#### [Requirements]
Repeat the following entries line for line, without changing anything.

(Dataset rows)
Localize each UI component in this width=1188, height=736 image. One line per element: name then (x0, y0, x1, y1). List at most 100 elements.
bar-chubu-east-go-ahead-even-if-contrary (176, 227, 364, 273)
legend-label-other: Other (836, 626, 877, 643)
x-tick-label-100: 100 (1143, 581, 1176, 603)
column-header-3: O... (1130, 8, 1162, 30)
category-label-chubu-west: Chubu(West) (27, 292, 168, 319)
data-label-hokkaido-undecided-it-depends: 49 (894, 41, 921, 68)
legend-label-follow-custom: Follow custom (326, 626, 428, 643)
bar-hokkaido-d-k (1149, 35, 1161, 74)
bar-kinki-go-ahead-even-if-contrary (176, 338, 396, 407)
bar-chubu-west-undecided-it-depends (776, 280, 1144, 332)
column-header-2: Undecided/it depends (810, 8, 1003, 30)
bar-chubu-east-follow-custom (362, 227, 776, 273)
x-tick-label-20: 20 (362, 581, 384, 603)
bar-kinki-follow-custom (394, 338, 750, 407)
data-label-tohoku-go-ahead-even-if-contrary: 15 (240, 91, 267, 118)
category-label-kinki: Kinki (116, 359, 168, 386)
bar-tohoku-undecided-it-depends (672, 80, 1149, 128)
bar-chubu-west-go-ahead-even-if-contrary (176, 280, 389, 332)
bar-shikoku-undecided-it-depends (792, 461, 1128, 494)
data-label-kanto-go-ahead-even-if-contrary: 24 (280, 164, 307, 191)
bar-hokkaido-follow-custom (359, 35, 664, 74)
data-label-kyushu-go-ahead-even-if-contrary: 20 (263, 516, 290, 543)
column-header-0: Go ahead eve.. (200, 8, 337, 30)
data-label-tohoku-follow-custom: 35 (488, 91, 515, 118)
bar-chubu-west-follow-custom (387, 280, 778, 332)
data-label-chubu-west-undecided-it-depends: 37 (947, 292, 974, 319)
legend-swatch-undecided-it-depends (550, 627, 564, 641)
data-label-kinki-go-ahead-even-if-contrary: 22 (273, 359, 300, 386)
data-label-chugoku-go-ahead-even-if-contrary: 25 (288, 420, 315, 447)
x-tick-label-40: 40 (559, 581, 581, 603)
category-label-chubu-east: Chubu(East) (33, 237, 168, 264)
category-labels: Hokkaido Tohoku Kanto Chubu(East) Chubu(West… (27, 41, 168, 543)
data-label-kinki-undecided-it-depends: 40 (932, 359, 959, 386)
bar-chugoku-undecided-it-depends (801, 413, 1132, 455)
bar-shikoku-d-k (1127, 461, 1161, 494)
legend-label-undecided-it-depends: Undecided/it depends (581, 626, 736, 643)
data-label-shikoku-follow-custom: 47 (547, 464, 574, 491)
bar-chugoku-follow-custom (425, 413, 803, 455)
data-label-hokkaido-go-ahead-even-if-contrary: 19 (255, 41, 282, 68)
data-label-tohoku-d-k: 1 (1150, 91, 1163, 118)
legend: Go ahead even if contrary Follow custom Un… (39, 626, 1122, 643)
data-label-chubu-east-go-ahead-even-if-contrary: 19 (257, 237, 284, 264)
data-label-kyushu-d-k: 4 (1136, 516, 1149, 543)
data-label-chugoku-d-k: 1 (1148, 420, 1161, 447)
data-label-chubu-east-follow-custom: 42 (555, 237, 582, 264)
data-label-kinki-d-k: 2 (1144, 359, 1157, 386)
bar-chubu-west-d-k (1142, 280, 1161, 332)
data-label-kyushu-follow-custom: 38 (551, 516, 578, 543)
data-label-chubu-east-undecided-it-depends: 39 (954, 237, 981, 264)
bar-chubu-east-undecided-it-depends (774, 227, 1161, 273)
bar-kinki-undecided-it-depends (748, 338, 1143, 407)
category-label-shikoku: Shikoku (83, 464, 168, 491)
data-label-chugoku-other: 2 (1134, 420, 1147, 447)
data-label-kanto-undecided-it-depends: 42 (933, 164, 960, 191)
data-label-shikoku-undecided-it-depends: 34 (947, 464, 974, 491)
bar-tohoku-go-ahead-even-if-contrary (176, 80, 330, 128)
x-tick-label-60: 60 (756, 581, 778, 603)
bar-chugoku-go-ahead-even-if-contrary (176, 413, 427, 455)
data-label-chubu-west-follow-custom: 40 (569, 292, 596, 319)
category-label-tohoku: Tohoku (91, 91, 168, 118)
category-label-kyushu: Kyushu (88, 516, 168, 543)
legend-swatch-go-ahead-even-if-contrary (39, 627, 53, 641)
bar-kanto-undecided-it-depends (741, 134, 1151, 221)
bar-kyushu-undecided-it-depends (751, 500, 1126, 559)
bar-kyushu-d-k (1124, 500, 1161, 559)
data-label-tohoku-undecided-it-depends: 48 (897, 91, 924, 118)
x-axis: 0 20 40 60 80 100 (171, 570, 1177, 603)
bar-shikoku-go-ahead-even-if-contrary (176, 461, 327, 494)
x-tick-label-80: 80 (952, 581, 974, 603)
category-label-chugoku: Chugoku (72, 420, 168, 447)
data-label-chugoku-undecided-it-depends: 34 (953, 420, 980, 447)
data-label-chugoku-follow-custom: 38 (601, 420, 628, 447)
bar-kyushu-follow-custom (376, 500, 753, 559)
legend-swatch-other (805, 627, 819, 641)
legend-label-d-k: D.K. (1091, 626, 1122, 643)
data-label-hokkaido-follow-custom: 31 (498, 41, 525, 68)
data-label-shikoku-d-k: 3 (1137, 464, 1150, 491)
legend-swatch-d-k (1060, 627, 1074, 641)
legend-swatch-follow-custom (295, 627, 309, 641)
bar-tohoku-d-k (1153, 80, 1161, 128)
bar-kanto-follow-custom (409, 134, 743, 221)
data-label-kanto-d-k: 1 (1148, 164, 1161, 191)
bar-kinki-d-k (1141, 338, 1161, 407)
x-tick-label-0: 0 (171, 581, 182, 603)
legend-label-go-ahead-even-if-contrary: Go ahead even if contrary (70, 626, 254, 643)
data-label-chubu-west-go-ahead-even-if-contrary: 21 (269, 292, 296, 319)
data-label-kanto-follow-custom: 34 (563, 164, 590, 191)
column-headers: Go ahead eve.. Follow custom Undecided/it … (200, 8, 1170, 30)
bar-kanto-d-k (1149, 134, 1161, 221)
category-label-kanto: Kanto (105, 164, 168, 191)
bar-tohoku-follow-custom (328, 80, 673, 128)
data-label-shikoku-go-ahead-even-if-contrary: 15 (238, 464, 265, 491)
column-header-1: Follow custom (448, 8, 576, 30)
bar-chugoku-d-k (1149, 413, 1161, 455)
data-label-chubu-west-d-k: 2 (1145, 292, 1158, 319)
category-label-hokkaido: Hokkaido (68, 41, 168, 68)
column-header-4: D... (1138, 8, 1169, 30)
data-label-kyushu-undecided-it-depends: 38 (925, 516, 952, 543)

#### [Exercise solution]
Localize each UI component in this width=1188, height=736 image. One line per element: name then (x0, y0, x1, y1). List at most 100 elements.
bar-chubu-east-go-ahead-even-if-contrary (176, 227, 364, 273)
legend-label-other: Other (836, 626, 877, 643)
x-tick-label-100: 100 (1143, 581, 1176, 603)
column-header-3: O... (1130, 8, 1162, 30)
category-label-chubu-west: Chubu(West) (27, 292, 168, 319)
data-label-hokkaido-undecided-it-depends: 49 (894, 41, 921, 68)
legend-label-follow-custom: Follow custom (326, 626, 428, 643)
bar-hokkaido-d-k (1149, 35, 1161, 74)
bar-kinki-go-ahead-even-if-contrary (176, 338, 396, 407)
bar-chubu-west-undecided-it-depends (776, 280, 1144, 332)
column-header-2: Undecided/it depends (810, 8, 1003, 30)
bar-chubu-east-follow-custom (362, 227, 776, 273)
x-tick-label-20: 20 (362, 581, 384, 603)
bar-kinki-follow-custom (394, 338, 750, 407)
data-label-tohoku-go-ahead-even-if-contrary: 15 (240, 91, 267, 118)
category-label-kinki: Kinki (116, 359, 168, 386)
bar-tohoku-undecided-it-depends (672, 80, 1149, 128)
bar-chubu-west-go-ahead-even-if-contrary (176, 280, 389, 332)
bar-shikoku-undecided-it-depends (792, 461, 1128, 494)
data-label-kanto-go-ahead-even-if-contrary: 24 (280, 164, 307, 191)
bar-hokkaido-follow-custom (359, 35, 664, 74)
data-label-kyushu-go-ahead-even-if-contrary: 20 (263, 516, 290, 543)
column-header-0: Go ahead eve.. (200, 8, 337, 30)
data-label-tohoku-follow-custom: 35 (488, 91, 515, 118)
bar-chubu-west-follow-custom (387, 280, 778, 332)
data-label-chubu-west-undecided-it-depends: 37 (947, 292, 974, 319)
legend-swatch-undecided-it-depends (550, 627, 564, 641)
data-label-kinki-go-ahead-even-if-contrary: 22 (273, 359, 300, 386)
data-label-chugoku-go-ahead-even-if-contrary: 25 (288, 420, 315, 447)
x-tick-label-40: 40 (559, 581, 581, 603)
category-label-chubu-east: Chubu(East) (33, 237, 168, 264)
category-labels: Hokkaido Tohoku Kanto Chubu(East) Chubu(West… (27, 41, 168, 543)
data-label-kinki-undecided-it-depends: 40 (932, 359, 959, 386)
bar-chugoku-undecided-it-depends (801, 413, 1132, 455)
bar-shikoku-d-k (1127, 461, 1161, 494)
legend-label-undecided-it-depends: Undecided/it depends (581, 626, 736, 643)
data-label-shikoku-follow-custom: 47 (547, 464, 574, 491)
bar-chugoku-follow-custom (425, 413, 803, 455)
data-label-hokkaido-go-ahead-even-if-contrary: 19 (255, 41, 282, 68)
data-label-tohoku-d-k: 1 (1150, 91, 1163, 118)
legend: Go ahead even if contrary Follow custom Un… (39, 626, 1122, 643)
data-label-chubu-east-go-ahead-even-if-contrary: 19 (257, 237, 284, 264)
data-label-kyushu-d-k: 4 (1136, 516, 1149, 543)
data-label-chugoku-d-k: 1 (1148, 420, 1161, 447)
data-label-chubu-east-follow-custom: 42 (555, 237, 582, 264)
data-label-kinki-d-k: 2 (1144, 359, 1157, 386)
bar-chubu-west-d-k (1142, 280, 1161, 332)
data-label-kyushu-follow-custom: 38 (551, 516, 578, 543)
data-label-chubu-east-undecided-it-depends: 39 (954, 237, 981, 264)
bar-chubu-east-undecided-it-depends (774, 227, 1161, 273)
bar-kinki-undecided-it-depends (748, 338, 1143, 407)
category-label-shikoku: Shikoku (83, 464, 168, 491)
data-label-chugoku-other: 2 (1134, 420, 1147, 447)
data-label-kanto-undecided-it-depends: 42 (933, 164, 960, 191)
data-label-shikoku-undecided-it-depends: 34 (947, 464, 974, 491)
bar-tohoku-go-ahead-even-if-contrary (176, 80, 330, 128)
x-tick-label-60: 60 (756, 581, 778, 603)
bar-chugoku-go-ahead-even-if-contrary (176, 413, 427, 455)
data-label-chubu-west-follow-custom: 40 (569, 292, 596, 319)
category-label-tohoku: Tohoku (91, 91, 168, 118)
category-label-kyushu: Kyushu (88, 516, 168, 543)
legend-swatch-go-ahead-even-if-contrary (39, 627, 53, 641)
bar-kanto-undecided-it-depends (741, 134, 1151, 221)
bar-kyushu-undecided-it-depends (751, 500, 1126, 559)
bar-kyushu-d-k (1124, 500, 1161, 559)
data-label-tohoku-undecided-it-depends: 48 (897, 91, 924, 118)
x-axis: 0 20 40 60 80 100 (171, 570, 1177, 603)
bar-shikoku-go-ahead-even-if-contrary (176, 461, 327, 494)
x-tick-label-80: 80 (952, 581, 974, 603)
category-label-chugoku: Chugoku (72, 420, 168, 447)
data-label-chugoku-undecided-it-depends: 34 (953, 420, 980, 447)
data-label-chugoku-follow-custom: 38 (601, 420, 628, 447)
bar-kyushu-follow-custom (376, 500, 753, 559)
legend-swatch-other (805, 627, 819, 641)
legend-label-d-k: D.K. (1091, 626, 1122, 643)
data-label-hokkaido-follow-custom: 31 (498, 41, 525, 68)
data-label-shikoku-d-k: 3 (1137, 464, 1150, 491)
legend-swatch-d-k (1060, 627, 1074, 641)
legend-swatch-follow-custom (295, 627, 309, 641)
bar-tohoku-d-k (1153, 80, 1161, 128)
bar-kanto-follow-custom (409, 134, 743, 221)
data-label-kanto-d-k: 1 (1148, 164, 1161, 191)
bar-kinki-d-k (1141, 338, 1161, 407)
x-tick-label-0: 0 (171, 581, 182, 603)
legend-label-go-ahead-even-if-contrary: Go ahead even if contrary (70, 626, 254, 643)
data-label-chubu-west-go-ahead-even-if-contrary: 21 (269, 292, 296, 319)
data-label-kanto-follow-custom: 34 (563, 164, 590, 191)
column-headers: Go ahead eve.. Follow custom Undecided/it … (200, 8, 1170, 30)
bar-kanto-d-k (1149, 134, 1161, 221)
category-label-kanto: Kanto (105, 164, 168, 191)
bar-tohoku-follow-custom (328, 80, 673, 128)
data-label-shikoku-go-ahead-even-if-contrary: 15 (238, 464, 265, 491)
column-header-1: Follow custom (448, 8, 576, 30)
bar-chugoku-d-k (1149, 413, 1161, 455)
data-label-chubu-west-d-k: 2 (1145, 292, 1158, 319)
category-label-hokkaido: Hokkaido (68, 41, 168, 68)
column-header-4: D... (1138, 8, 1169, 30)
data-label-kyushu-undecided-it-depends: 38 (925, 516, 952, 543)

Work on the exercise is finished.